'''

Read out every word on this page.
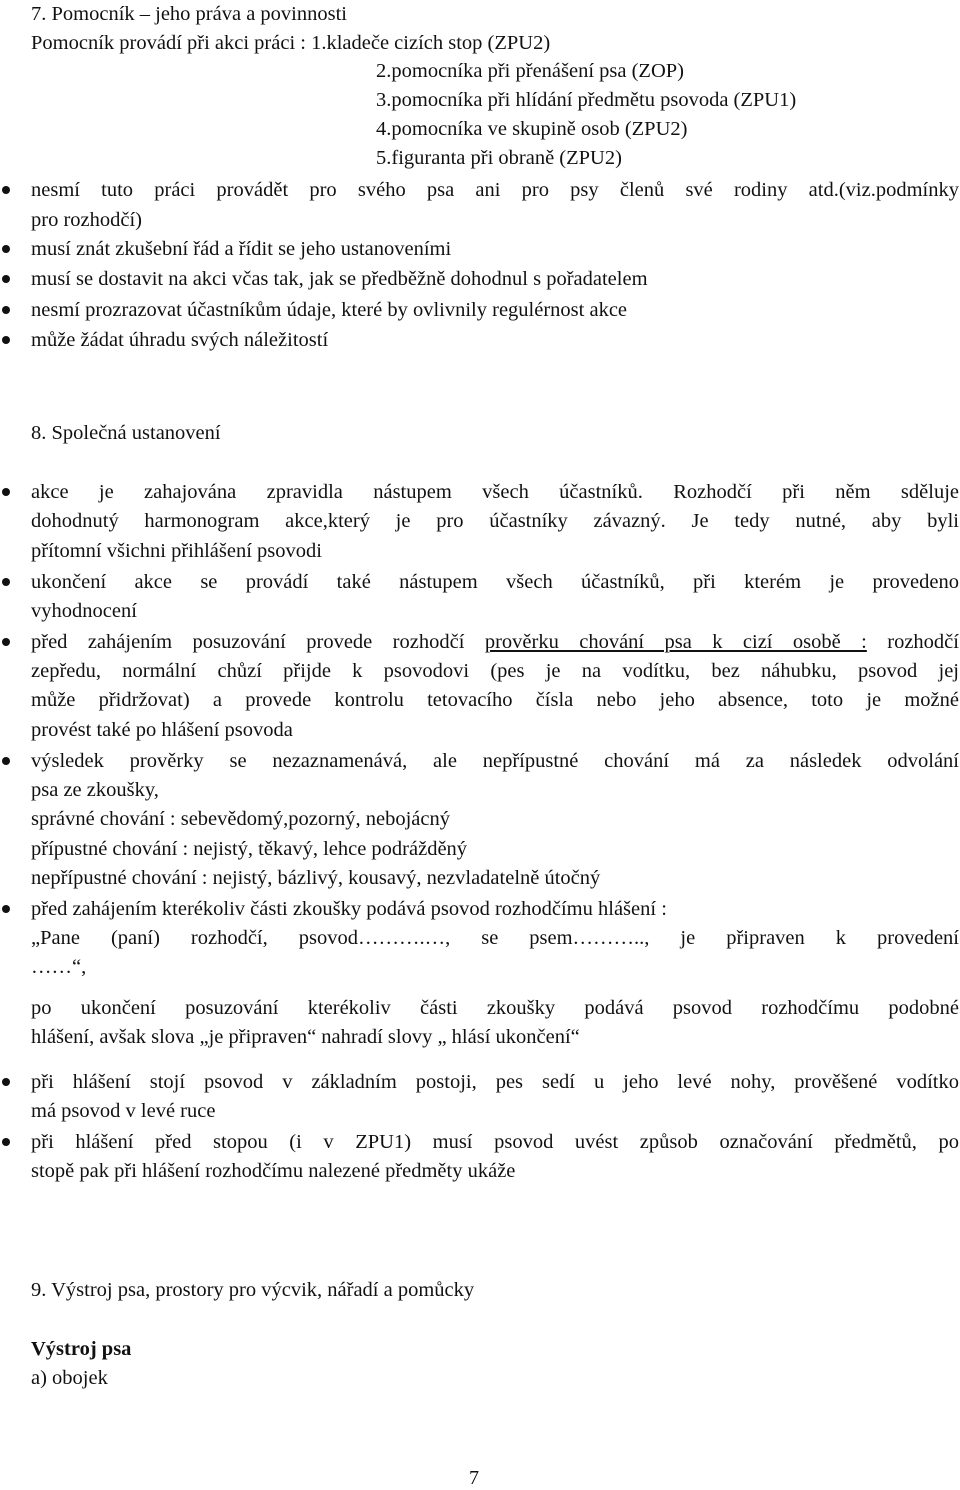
7. Pomocník – jeho práva a povinnosti
Pomocník provádí při akci práci : 1.kladeče cizích stop (ZPU2)
2.pomocníka při přenášení psa (ZOP)
3.pomocníka při hlídání předmětu psovoda (ZPU1)
4.pomocníka ve skupině osob (ZPU2)
5.figuranta při obraně (ZPU2)
nesmí tuto práci provádět pro svého psa ani pro psy členů své rodiny atd.(viz.podmínky
pro rozhodčí)
musí znát zkušební řád a řídit se jeho ustanoveními
musí se dostavit na akci včas tak, jak se předběžně dohodnul s pořadatelem
nesmí prozrazovat účastníkům údaje, které by ovlivnily regulérnost akce
může žádat úhradu svých náležitostí
8. Společná ustanovení
akce je zahajována zpravidla nástupem všech účastníků. Rozhodčí při něm sděluje
dohodnutý harmonogram akce,který je pro účastníky závazný. Je tedy nutné, aby byli
přítomní všichni přihlášení psovodi
ukončení akce se provádí také nástupem všech účastníků, při kterém je provedeno
vyhodnocení
před zahájením posuzování provede rozhodčí prověrku chování psa k cizí osobě : rozhodčí
zepředu, normální chůzí přijde k psovodovi (pes je na vodítku, bez náhubku, psovod jej
může přidržovat) a provede kontrolu tetovacího čísla nebo jeho absence, toto je možné
provést také po hlášení psovoda
výsledek prověrky se nezaznamenává, ale nepřípustné chování má za následek odvolání
psa ze zkoušky,
správné chování : sebevědomý,pozorný, nebojácný
přípustné chování : nejistý, těkavý, lehce podrážděný
nepřípustné chování : nejistý, bázlivý, kousavý, nezvladatelně útočný
před zahájením kterékoliv části zkoušky podává psovod rozhodčímu hlášení :
„Pane (paní) rozhodčí, psovod……….…, se psem……….., je připraven k provedení
……“,
po ukončení posuzování kterékoliv části zkoušky podává psovod rozhodčímu podobné
hlášení, avšak slova „je připraven“ nahradí slovy „ hlásí ukončení“
při hlášení stojí psovod v základním postoji, pes sedí u jeho levé nohy, prověšené vodítko
má psovod v levé ruce
při hlášení před stopou (i v ZPU1) musí psovod uvést způsob označování předmětů, po
stopě pak při hlášení rozhodčímu nalezené předměty ukáže
9. Výstroj psa, prostory pro výcvik, nářadí a pomůcky
Výstroj psa
a) obojek
7
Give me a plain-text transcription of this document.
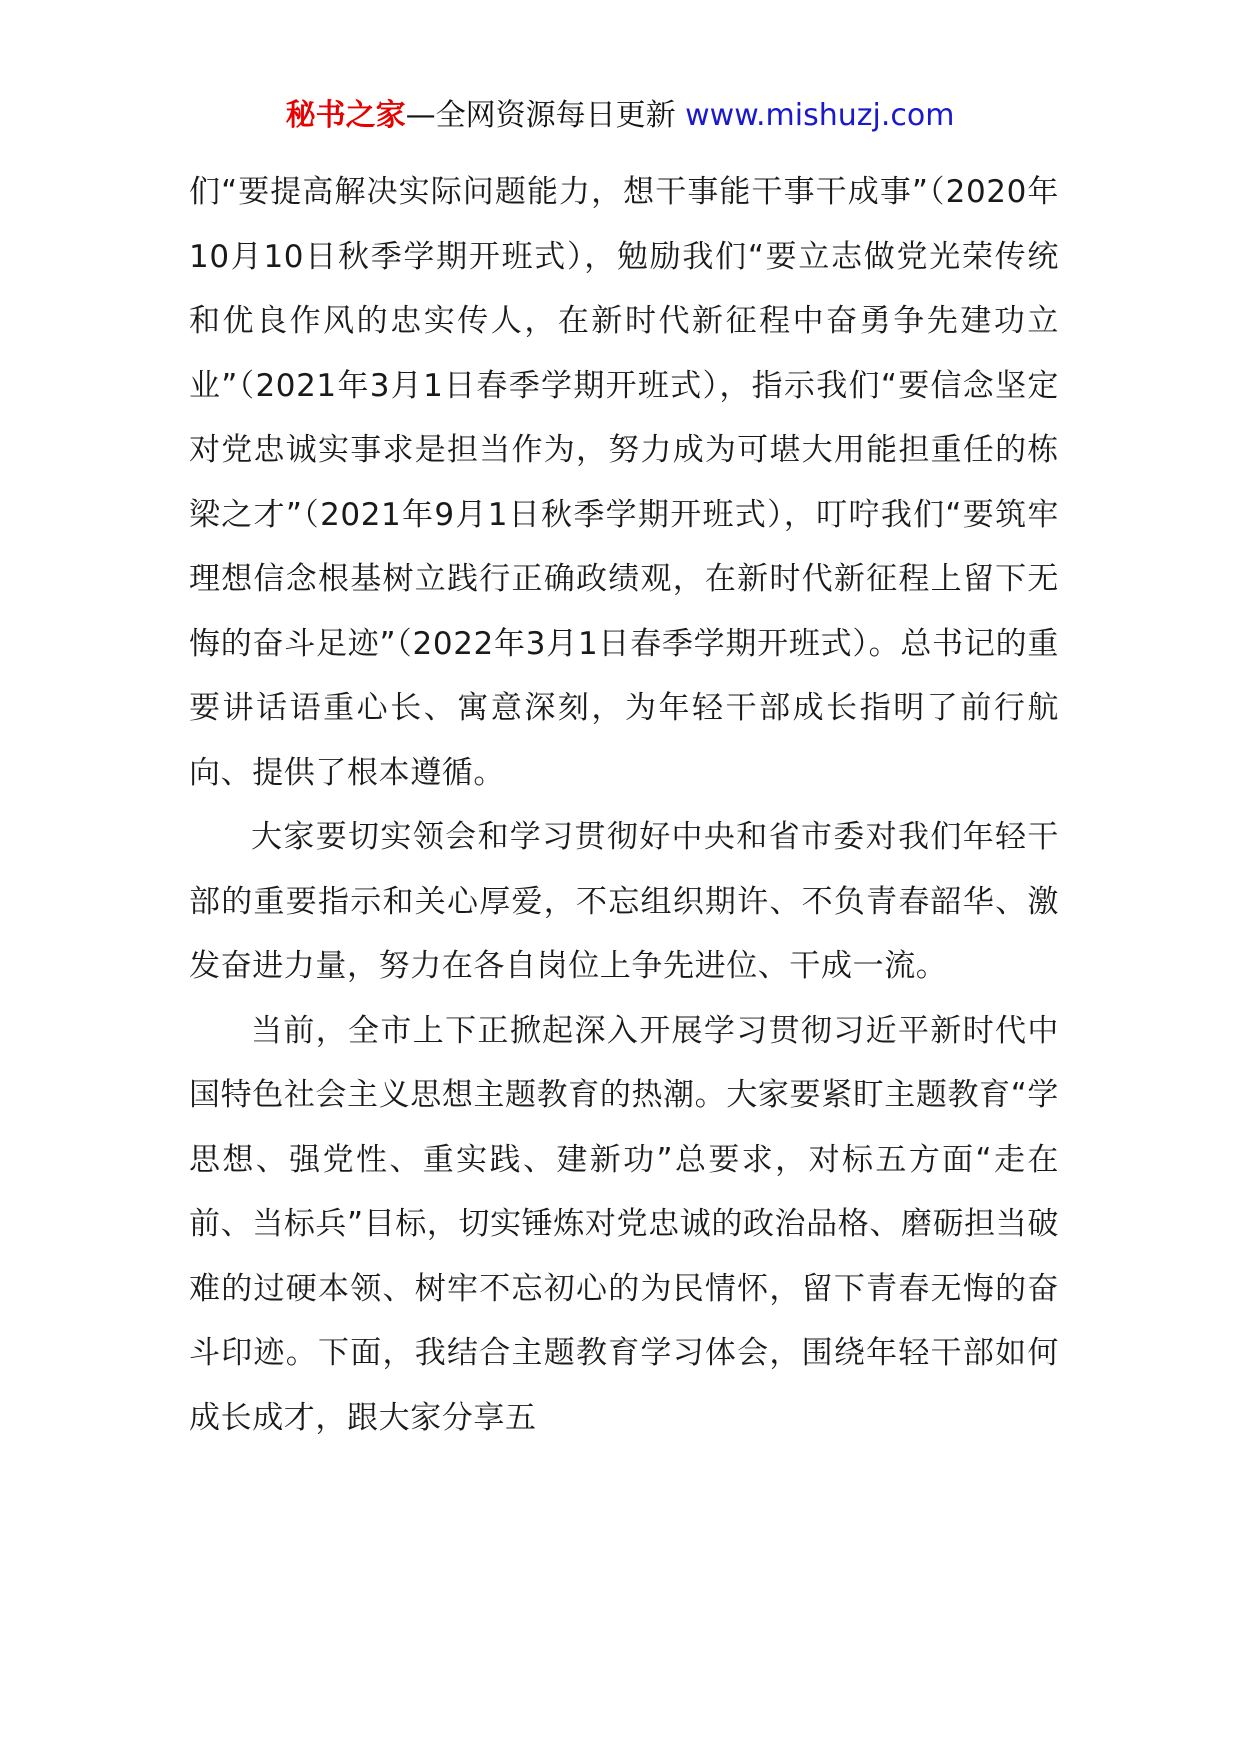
秘书之家—全网资源每日更新 www.mishuzj.com

们“要提高解决实际问题能力，想干事能干事干成事”（2020年10月10日秋季学期开班式），勉励我们“要立志做党光荣传统和优良作风的忠实传人，在新时代新征程中奋勇争先建功立业”（2021年3月1日春季学期开班式），指示我们“要信念坚定对党忠诚实事求是担当作为，努力成为可堪大用能担重任的栋梁之才”（2021年9月1日秋季学期开班式），叮咛我们“要筑牢理想信念根基树立践行正确政绩观，在新时代新征程上留下无悔的奋斗足迹”（2022年3月1日春季学期开班式）。总书记的重要讲话语重心长、寓意深刻，为年轻干部成长指明了前行航向、提供了根本遵循。

大家要切实领会和学习贯彻好中央和省市委对我们年轻干部的重要指示和关心厚爱，不忘组织期许、不负青春韶华、激发奋进力量，努力在各自岗位上争先进位、干成一流。

当前，全市上下正掀起深入开展学习贯彻习近平新时代中国特色社会主义思想主题教育的热潮。大家要紧盯主题教育“学思想、强党性、重实践、建新功”总要求，对标五方面“走在前、当标兵”目标，切实锤炼对党忠诚的政治品格、磨砺担当破难的过硬本领、树牢不忘初心的为民情怀，留下青春无悔的奋斗印迹。下面，我结合主题教育学习体会，围绕年轻干部如何成长成才，跟大家分享五
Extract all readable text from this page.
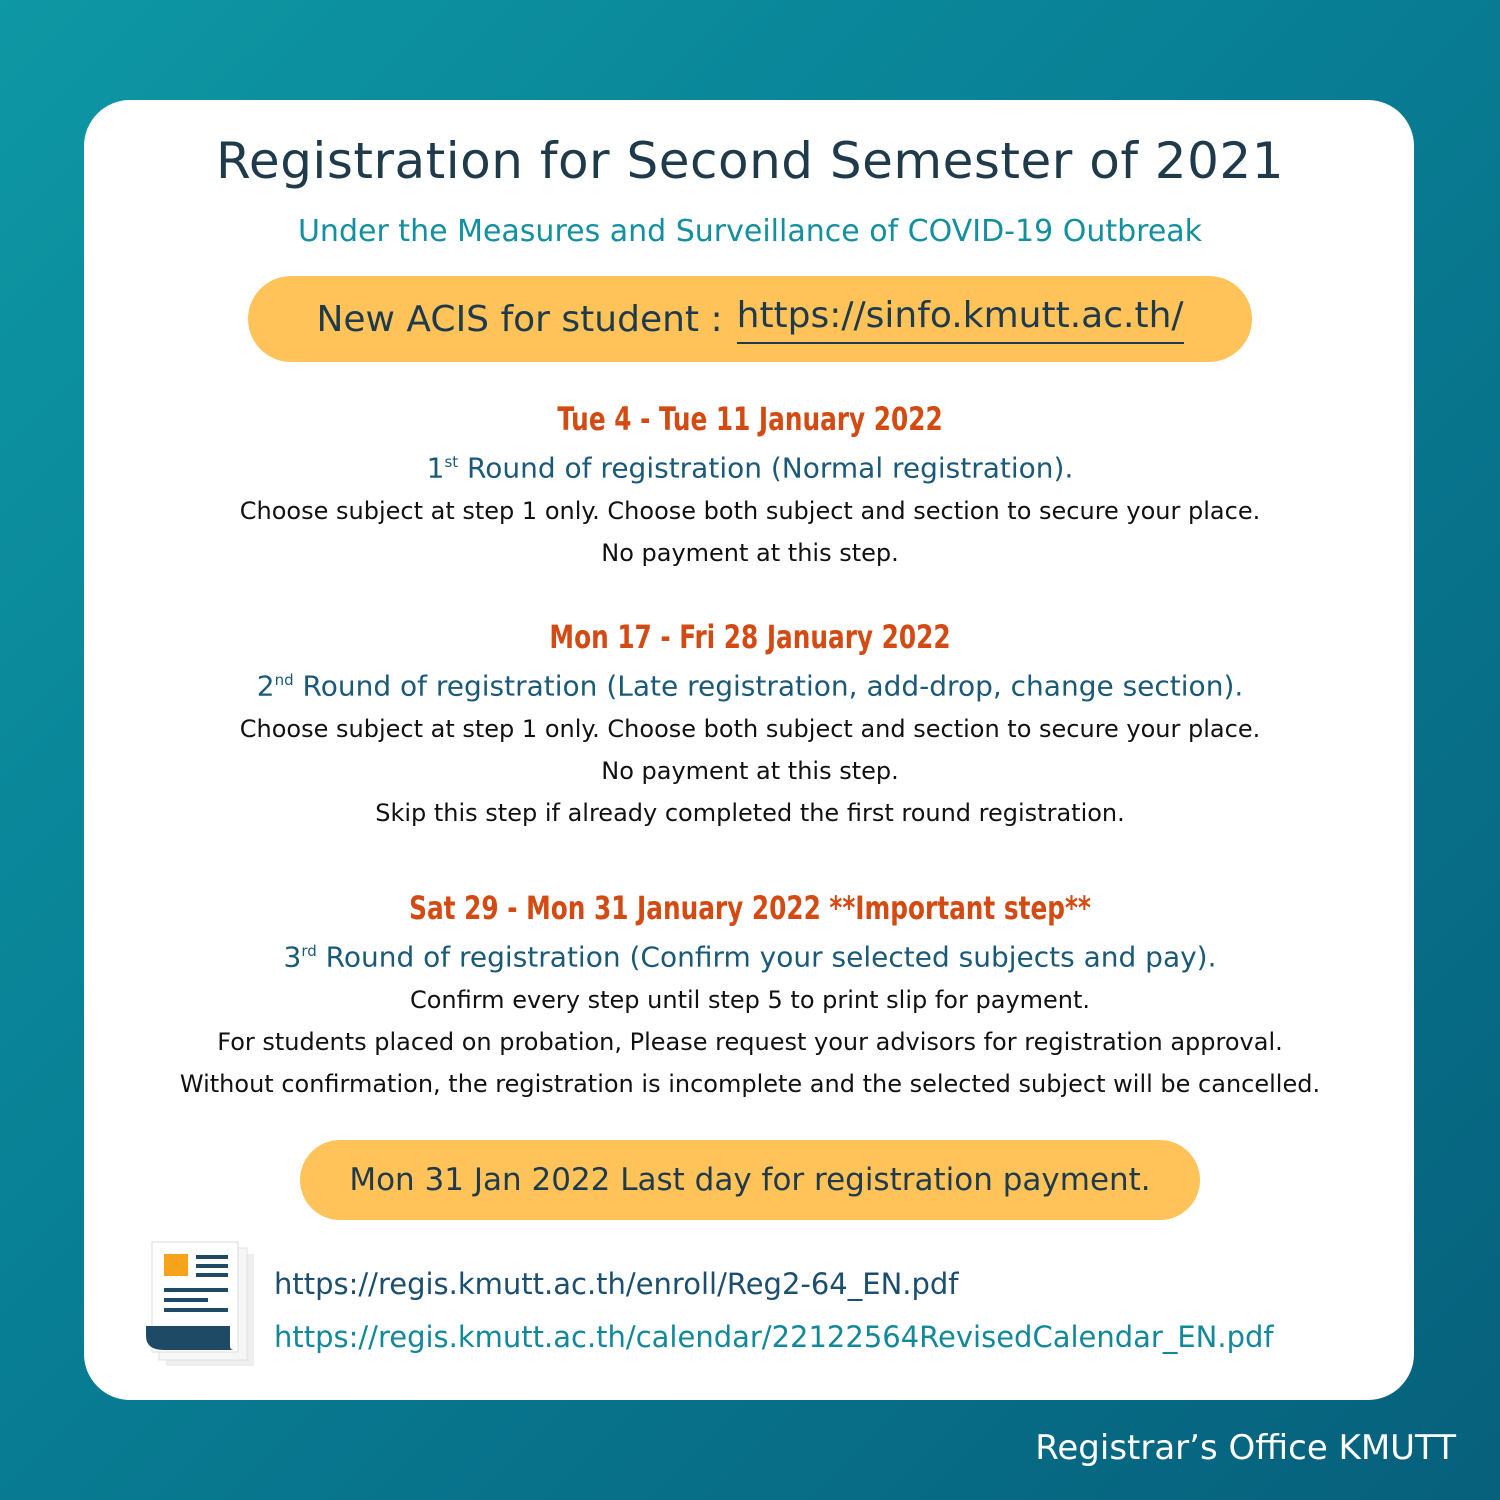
Registration for Second Semester of 2021
Under the Measures and Surveillance of COVID-19 Outbreak
New ACIS for student : https://sinfo.kmutt.ac.th/
Tue 4 - Tue 11 January 2022
1st Round of registration (Normal registration).
Choose subject at step 1 only. Choose both subject and section to secure your place.
No payment at this step.
Mon 17 - Fri 28 January 2022
2nd Round of registration (Late registration, add-drop, change section).
Choose subject at step 1 only. Choose both subject and section to secure your place.
No payment at this step.
Skip this step if already completed the first round registration.
Sat 29 - Mon 31 January 2022 **Important step**
3rd Round of registration (Confirm your selected subjects and pay).
Confirm every step until step 5 to print slip for payment.
For students placed on probation, Please request your advisors for registration approval.
Without confirmation, the registration is incomplete and the selected subject will be cancelled.
Mon 31 Jan 2022 Last day for registration payment.
https://regis.kmutt.ac.th/enroll/Reg2-64_EN.pdf
https://regis.kmutt.ac.th/calendar/22122564RevisedCalendar_EN.pdf
Registrar’s Office KMUTT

'''

What this task involves: Set down the lines of the records above exactly, apart from the pictures.

Written response:
Read out every word on this page.
7. Pomocník – jeho práva a povinnosti
Pomocník provádí při akci práci : 1.kladeče cizích stop (ZPU2)
2.pomocníka při přenášení psa (ZOP)
3.pomocníka při hlídání předmětu psovoda (ZPU1)
4.pomocníka ve skupině osob (ZPU2)
5.figuranta při obraně (ZPU2)
nesmí tuto práci provádět pro svého psa ani pro psy členů své rodiny atd.(viz.podmínky
pro rozhodčí)
musí znát zkušební řád a řídit se jeho ustanoveními
musí se dostavit na akci včas tak, jak se předběžně dohodnul s pořadatelem
nesmí prozrazovat účastníkům údaje, které by ovlivnily regulérnost akce
může žádat úhradu svých náležitostí
8. Společná ustanovení
akce je zahajována zpravidla nástupem všech účastníků. Rozhodčí při něm sděluje
dohodnutý harmonogram akce,který je pro účastníky závazný. Je tedy nutné, aby byli
přítomní všichni přihlášení psovodi
ukončení akce se provádí také nástupem všech účastníků, při kterém je provedeno
vyhodnocení
před zahájením posuzování provede rozhodčí prověrku chování psa k cizí osobě : rozhodčí
zepředu, normální chůzí přijde k psovodovi (pes je na vodítku, bez náhubku, psovod jej
může přidržovat) a provede kontrolu tetovacího čísla nebo jeho absence, toto je možné
provést také po hlášení psovoda
výsledek prověrky se nezaznamenává, ale nepřípustné chování má za následek odvolání
psa ze zkoušky,
správné chování : sebevědomý,pozorný, nebojácný
přípustné chování : nejistý, těkavý, lehce podrážděný
nepřípustné chování : nejistý, bázlivý, kousavý, nezvladatelně útočný
před zahájením kterékoliv části zkoušky podává psovod rozhodčímu hlášení :
„Pane (paní) rozhodčí, psovod……….…, se psem……….., je připraven k provedení
……“,
po ukončení posuzování kterékoliv části zkoušky podává psovod rozhodčímu podobné
hlášení, avšak slova „je připraven“ nahradí slovy „ hlásí ukončení“
při hlášení stojí psovod v základním postoji, pes sedí u jeho levé nohy, prověšené vodítko
má psovod v levé ruce
při hlášení před stopou (i v ZPU1) musí psovod uvést způsob označování předmětů, po
stopě pak při hlášení rozhodčímu nalezené předměty ukáže
9. Výstroj psa, prostory pro výcvik, nářadí a pomůcky
Výstroj psa
a) obojek
7
Give me a plain-text transcription of this document.
秘书之家—全网资源每日更新 www.mishuzj.com

们“要提高解决实际问题能力，想干事能干事干成事”（2020年10月10日秋季学期开班式），勉励我们“要立志做党光荣传统和优良作风的忠实传人，在新时代新征程中奋勇争先建功立业”（2021年3月1日春季学期开班式），指示我们“要信念坚定对党忠诚实事求是担当作为，努力成为可堪大用能担重任的栋梁之才”（2021年9月1日秋季学期开班式），叮咛我们“要筑牢理想信念根基树立践行正确政绩观，在新时代新征程上留下无悔的奋斗足迹”（2022年3月1日春季学期开班式）。总书记的重要讲话语重心长、寓意深刻，为年轻干部成长指明了前行航向、提供了根本遵循。

大家要切实领会和学习贯彻好中央和省市委对我们年轻干部的重要指示和关心厚爱，不忘组织期许、不负青春韶华、激发奋进力量，努力在各自岗位上争先进位、干成一流。

当前，全市上下正掀起深入开展学习贯彻习近平新时代中国特色社会主义思想主题教育的热潮。大家要紧盯主题教育“学思想、强党性、重实践、建新功”总要求，对标五方面“走在前、当标兵”目标，切实锤炼对党忠诚的政治品格、磨砺担当破难的过硬本领、树牢不忘初心的为民情怀，留下青春无悔的奋斗印迹。下面，我结合主题教育学习体会，围绕年轻干部如何成长成才，跟大家分享五
Extract all readable text from this page.
Registration for Second Semester of 2021
Under the Measures and Surveillance of COVID-19 Outbreak
New ACIS for student : https://sinfo.kmutt.ac.th/
Tue 4 - Tue 11 January 2022
1st Round of registration (Normal registration).
Choose subject at step 1 only. Choose both subject and section to secure your place.
No payment at this step.
Mon 17 - Fri 28 January 2022
2nd Round of registration (Late registration, add-drop, change section).
Choose subject at step 1 only. Choose both subject and section to secure your place.
No payment at this step.
Skip this step if already completed the first round registration.
Sat 29 - Mon 31 January 2022 **Important step**
3rd Round of registration (Confirm your selected subjects and pay).
Confirm every step until step 5 to print slip for payment.
For students placed on probation, Please request your advisors for registration approval.
Without confirmation, the registration is incomplete and the selected subject will be cancelled.
Mon 31 Jan 2022 Last day for registration payment.
https://regis.kmutt.ac.th/enroll/Reg2-64_EN.pdf
https://regis.kmutt.ac.th/calendar/22122564RevisedCalendar_EN.pdf
Registrar’s Office KMUTT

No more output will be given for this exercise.